## WORK TASK A
From the commentary on American power, write out the passage starting with "What about the" and going on through "Florida in 2000.".
## WORK TASK B
Decide whether each statement agrees with the commentary on American power. Answer yes or no for each and quote the words from the commentary that decide it.
(i) The American intelligence establishment consists of at least 16 agencies.
(ii) About $4 billion was spent in the recent mid-term election.
(iii) A decade ago, the CIA was typically said to cost $80 billion.
## WORK TASK C
In the commentary on American power, what did Eisenhower warn of?

## DOCUMENT EXTRACT
****************************************
I don't see any factual basis for that statement. It's purely emotional, a result of being comfortable with years of shared culture.
The fact is for all the pose of openness, American society at the top - where it counts in terms of power and influence - is not really very open.
Many secrets remain secrets virtually forever, even long after the supposedly mandated time of their release.
The motivations of America's establishment are often not clear, and we receive only fluff explanations for major actions which affect the entire world.
For example, the invasion of Iraq has not yet been honestly explained.
If you are familiar with the details of 9/11, you know that complex event has never been explained.
We still do not know why or exactly how President Kennedy was killed. The official investigations are discredited in scores of ways.
What about the very legitimacy of American governments?
Kennedy won through vote fraud.
Lyndon Johnson's career in Texas started with vote fraud.
Bush won through vote fraud in Florida in 2000.
All national elections in the US are largely decided by money. This recent Mid-term election saw mountains of cash spent, about $4 billion dollars. Those contributors are buying influence and access, things which ordinary Americans are pretty well excluded from today. If you live in any major state, you have as much chance of talking to your Senator as you have talking to the President: zero.
The American intelligence establishment now consists of at least 16 agencies. Only recently a glimmer of information about its budget was revealed. It's now at least $80 billion a year. Only a decade ago, CIA was typically said to cost $30 billion.
That dwarfs everything else on the planet, just as today America's military spending exceeds the total of all other nations on earth combined. What are they doing with that colossal amount? What is the long term effect of such immense power, especially when combined with economic vulnerabilities?
Every phone call and e-mail in America is recorded and run through super-computers. The same for Britain or Canada. The FBI has the authority to go to public libraries and check what people are reading. You can be excluded from flying by the mere adding of your name to a list, and there is almost no way to remove it. Privacy has been invaded as almost never before.
Eisenhower warned of the Military-Industrial Complex, and it has been a growing problem in a free society for decades, but today its threat has reached a new order of magnitude.
Now we have a set of super economic problems facing this top-heavy power structure. It is not at all clear that its responses will be favorable to the world. Rather, the reverse is very much likely.
We know what Lord Acton said of power. Never was there a greater test of his observation than what we see in America today.
___________________________________
“It will start a civil war in America in my opinion because the middle class is going to be wiped out in the coming dollar collapse.
“The anger and resentment expressed by the Tea Party people will be a drop in the ocean.”
The US middle class - at least the large, more modest portion of it - has been effectively in decline for decades. Real wages have steadily fallen.
America’s immense boom after WW II was based on all its competitors being prostrate and on its factories having only just become gigantic to serve a huge military. But one by one, the competitors have returned and new ones have emerged.
The myth of American economic magic spun during the 1940-50s is beginning to dissolve – what American politicians love to call “the American Dream.” The rude fact is that America is not really very competitive in many economic activities, and nothing is harder than coming down from the kind of high Americans have long been on.
****************************************
Stored items
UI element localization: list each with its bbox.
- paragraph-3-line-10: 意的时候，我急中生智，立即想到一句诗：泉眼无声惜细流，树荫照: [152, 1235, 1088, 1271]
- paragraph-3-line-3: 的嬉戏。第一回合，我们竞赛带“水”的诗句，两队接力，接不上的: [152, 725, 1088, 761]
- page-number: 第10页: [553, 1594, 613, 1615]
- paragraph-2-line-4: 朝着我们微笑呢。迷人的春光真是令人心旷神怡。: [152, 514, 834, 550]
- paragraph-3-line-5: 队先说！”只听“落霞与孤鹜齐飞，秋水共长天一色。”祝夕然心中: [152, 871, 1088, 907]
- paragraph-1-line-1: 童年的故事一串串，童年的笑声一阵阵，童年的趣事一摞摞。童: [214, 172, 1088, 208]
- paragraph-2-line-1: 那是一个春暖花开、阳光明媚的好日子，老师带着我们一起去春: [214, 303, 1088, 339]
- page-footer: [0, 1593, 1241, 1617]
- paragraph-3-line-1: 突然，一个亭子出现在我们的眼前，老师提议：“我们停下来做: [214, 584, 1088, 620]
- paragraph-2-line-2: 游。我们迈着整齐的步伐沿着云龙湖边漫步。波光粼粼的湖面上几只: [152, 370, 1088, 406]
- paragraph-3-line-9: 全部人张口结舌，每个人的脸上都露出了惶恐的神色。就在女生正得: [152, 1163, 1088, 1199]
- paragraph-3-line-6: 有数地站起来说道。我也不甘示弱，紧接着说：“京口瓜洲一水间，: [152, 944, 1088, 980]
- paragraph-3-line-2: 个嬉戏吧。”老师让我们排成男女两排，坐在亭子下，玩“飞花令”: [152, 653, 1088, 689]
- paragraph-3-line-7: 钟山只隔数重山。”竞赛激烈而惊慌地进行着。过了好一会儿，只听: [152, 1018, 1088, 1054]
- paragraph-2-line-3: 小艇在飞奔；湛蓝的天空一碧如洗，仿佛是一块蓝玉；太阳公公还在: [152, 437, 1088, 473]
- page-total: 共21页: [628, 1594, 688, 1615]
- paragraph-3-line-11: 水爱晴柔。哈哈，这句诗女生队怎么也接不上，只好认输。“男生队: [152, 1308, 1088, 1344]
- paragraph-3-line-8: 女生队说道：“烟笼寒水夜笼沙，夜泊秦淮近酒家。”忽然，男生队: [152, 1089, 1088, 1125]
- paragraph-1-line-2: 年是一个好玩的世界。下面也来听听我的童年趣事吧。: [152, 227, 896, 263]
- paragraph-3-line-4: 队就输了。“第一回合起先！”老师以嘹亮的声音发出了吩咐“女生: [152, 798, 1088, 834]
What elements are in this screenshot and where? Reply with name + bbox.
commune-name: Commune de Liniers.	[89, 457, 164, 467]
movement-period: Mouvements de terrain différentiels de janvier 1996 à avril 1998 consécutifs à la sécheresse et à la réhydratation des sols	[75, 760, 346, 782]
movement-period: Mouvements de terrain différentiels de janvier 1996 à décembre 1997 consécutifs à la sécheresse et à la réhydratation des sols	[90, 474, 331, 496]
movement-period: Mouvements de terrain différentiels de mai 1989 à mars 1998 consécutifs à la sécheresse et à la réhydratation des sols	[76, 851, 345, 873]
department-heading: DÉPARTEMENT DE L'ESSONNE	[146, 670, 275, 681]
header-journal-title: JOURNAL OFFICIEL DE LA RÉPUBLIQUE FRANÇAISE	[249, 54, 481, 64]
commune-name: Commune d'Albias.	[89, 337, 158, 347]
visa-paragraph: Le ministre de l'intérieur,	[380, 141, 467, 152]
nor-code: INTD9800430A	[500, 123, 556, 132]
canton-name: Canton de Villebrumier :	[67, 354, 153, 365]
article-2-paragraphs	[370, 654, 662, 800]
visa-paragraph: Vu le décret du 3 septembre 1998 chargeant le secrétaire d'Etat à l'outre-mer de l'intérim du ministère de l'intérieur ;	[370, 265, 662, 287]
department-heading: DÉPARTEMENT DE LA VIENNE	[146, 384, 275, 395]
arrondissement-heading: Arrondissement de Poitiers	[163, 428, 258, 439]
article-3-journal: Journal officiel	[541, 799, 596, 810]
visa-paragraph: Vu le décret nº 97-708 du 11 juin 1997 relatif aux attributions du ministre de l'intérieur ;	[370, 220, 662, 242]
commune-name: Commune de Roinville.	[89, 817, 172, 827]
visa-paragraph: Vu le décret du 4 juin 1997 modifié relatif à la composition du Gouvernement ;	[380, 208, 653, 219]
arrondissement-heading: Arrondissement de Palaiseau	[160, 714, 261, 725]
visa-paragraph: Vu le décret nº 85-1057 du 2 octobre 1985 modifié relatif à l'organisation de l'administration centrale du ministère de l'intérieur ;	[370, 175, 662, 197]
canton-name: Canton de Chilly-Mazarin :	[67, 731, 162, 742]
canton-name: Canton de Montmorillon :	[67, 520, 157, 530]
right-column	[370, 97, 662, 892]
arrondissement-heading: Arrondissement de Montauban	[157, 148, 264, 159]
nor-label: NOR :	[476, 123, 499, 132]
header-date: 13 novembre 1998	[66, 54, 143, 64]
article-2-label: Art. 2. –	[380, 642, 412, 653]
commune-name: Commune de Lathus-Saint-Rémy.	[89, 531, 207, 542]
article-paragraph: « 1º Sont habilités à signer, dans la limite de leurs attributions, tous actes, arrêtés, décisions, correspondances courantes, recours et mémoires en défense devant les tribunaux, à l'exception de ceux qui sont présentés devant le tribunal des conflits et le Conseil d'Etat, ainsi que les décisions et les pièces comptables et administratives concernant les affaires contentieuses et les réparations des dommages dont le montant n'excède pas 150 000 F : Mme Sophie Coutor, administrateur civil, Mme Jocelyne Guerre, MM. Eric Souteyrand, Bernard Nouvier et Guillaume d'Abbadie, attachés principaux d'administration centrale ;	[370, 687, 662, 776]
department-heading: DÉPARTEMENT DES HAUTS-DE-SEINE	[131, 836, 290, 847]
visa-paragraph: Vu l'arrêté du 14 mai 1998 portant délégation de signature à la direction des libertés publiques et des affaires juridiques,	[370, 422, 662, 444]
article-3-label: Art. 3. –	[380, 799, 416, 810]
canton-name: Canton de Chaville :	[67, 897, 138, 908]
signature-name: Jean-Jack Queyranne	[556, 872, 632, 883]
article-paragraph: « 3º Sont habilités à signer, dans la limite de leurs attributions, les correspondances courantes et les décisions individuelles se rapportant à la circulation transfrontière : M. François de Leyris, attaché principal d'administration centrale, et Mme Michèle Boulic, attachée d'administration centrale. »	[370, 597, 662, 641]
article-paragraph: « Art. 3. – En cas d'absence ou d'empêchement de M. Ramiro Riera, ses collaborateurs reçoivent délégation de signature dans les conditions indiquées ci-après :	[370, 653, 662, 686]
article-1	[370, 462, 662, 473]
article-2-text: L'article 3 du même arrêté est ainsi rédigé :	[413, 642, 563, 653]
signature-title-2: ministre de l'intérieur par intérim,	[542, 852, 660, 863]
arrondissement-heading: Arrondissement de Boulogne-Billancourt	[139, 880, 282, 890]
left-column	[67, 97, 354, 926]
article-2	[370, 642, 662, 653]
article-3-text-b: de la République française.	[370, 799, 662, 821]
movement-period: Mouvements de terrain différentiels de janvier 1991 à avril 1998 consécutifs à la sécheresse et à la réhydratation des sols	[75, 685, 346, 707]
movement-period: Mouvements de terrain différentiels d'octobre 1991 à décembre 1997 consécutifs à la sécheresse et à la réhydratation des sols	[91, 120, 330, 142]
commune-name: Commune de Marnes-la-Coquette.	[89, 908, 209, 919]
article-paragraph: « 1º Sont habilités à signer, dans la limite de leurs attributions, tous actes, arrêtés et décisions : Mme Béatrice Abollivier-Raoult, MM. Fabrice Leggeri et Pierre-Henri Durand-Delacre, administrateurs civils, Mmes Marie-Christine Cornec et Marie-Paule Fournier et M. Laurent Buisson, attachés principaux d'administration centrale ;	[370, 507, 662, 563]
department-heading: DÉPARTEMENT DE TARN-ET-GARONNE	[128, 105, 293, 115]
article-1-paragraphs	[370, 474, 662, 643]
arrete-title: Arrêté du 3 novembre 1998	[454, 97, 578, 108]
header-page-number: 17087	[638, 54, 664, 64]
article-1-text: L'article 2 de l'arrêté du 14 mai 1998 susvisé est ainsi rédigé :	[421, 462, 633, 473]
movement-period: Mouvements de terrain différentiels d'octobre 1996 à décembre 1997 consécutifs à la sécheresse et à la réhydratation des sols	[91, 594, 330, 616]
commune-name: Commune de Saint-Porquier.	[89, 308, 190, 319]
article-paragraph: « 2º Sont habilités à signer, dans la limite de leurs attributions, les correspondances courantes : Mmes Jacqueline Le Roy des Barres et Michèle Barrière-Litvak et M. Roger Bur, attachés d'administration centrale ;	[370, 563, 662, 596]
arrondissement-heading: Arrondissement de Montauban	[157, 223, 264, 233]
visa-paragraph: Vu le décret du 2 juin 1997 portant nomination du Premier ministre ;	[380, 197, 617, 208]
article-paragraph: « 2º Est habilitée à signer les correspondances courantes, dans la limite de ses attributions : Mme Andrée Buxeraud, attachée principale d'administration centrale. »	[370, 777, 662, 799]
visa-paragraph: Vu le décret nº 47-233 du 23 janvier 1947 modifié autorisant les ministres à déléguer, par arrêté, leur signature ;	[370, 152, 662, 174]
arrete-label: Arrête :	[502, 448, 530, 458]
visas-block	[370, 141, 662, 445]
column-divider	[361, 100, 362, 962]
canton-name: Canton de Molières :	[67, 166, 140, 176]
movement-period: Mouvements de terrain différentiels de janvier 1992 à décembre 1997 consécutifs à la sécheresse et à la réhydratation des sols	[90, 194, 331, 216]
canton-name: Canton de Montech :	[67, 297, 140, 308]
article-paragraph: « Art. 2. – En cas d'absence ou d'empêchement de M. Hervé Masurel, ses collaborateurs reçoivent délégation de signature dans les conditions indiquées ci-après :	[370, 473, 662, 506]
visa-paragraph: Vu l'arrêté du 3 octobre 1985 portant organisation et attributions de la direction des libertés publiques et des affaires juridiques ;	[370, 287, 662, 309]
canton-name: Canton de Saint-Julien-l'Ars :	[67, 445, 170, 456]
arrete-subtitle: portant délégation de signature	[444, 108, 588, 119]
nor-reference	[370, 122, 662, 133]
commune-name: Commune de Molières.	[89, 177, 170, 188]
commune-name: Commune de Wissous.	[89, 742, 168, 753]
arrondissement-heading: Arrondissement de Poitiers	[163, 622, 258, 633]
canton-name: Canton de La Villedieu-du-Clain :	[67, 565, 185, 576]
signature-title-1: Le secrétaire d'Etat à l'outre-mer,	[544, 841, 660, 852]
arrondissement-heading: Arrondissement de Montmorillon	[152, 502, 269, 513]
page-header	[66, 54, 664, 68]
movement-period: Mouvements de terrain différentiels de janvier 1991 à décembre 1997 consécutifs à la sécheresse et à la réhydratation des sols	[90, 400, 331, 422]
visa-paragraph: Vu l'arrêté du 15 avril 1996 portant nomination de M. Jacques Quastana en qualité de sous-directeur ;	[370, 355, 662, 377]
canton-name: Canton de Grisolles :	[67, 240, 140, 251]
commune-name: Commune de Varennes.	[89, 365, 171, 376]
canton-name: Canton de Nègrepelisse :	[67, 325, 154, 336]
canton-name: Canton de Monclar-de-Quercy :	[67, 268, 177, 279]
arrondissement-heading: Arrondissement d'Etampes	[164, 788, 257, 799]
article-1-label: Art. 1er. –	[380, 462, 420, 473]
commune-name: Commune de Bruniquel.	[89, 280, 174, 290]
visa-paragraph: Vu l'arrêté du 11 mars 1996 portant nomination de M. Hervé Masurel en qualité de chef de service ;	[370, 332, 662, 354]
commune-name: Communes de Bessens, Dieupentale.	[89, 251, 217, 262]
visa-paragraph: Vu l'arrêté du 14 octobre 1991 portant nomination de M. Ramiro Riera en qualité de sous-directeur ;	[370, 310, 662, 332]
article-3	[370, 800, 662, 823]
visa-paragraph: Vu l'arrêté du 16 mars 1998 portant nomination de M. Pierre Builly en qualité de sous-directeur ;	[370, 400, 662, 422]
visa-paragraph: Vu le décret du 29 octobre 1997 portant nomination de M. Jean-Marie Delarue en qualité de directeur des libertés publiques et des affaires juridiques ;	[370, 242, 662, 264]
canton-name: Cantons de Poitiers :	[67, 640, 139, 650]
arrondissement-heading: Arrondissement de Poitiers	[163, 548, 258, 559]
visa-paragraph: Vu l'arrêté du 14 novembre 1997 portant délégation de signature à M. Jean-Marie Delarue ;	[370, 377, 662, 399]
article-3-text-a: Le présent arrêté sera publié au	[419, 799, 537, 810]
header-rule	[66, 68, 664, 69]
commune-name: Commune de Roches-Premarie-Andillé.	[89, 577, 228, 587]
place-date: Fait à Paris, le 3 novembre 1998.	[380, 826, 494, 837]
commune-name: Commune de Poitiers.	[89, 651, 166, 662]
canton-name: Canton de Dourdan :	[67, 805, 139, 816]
****************************************
## EXERCISE SOLUTION A
What about the very legitimacy of American governments?
Kennedy won through vote fraud.
Lyndon Johnson's career in Texas started with vote fraud.
Bush won through vote fraud in Florida in 2000.

## EXERCISE SOLUTION B
(i) Yes: "The American intelligence establishment now consists of at least 16 agencies."
(ii) Yes: "This recent Mid-term election saw mountains of cash spent, about $4 billion dollars."
(iii) No: "Only a decade ago, CIA was typically said to cost $30 billion."

## EXERCISE SOLUTION C
Eisenhower warned of the Military-Industrial Complex.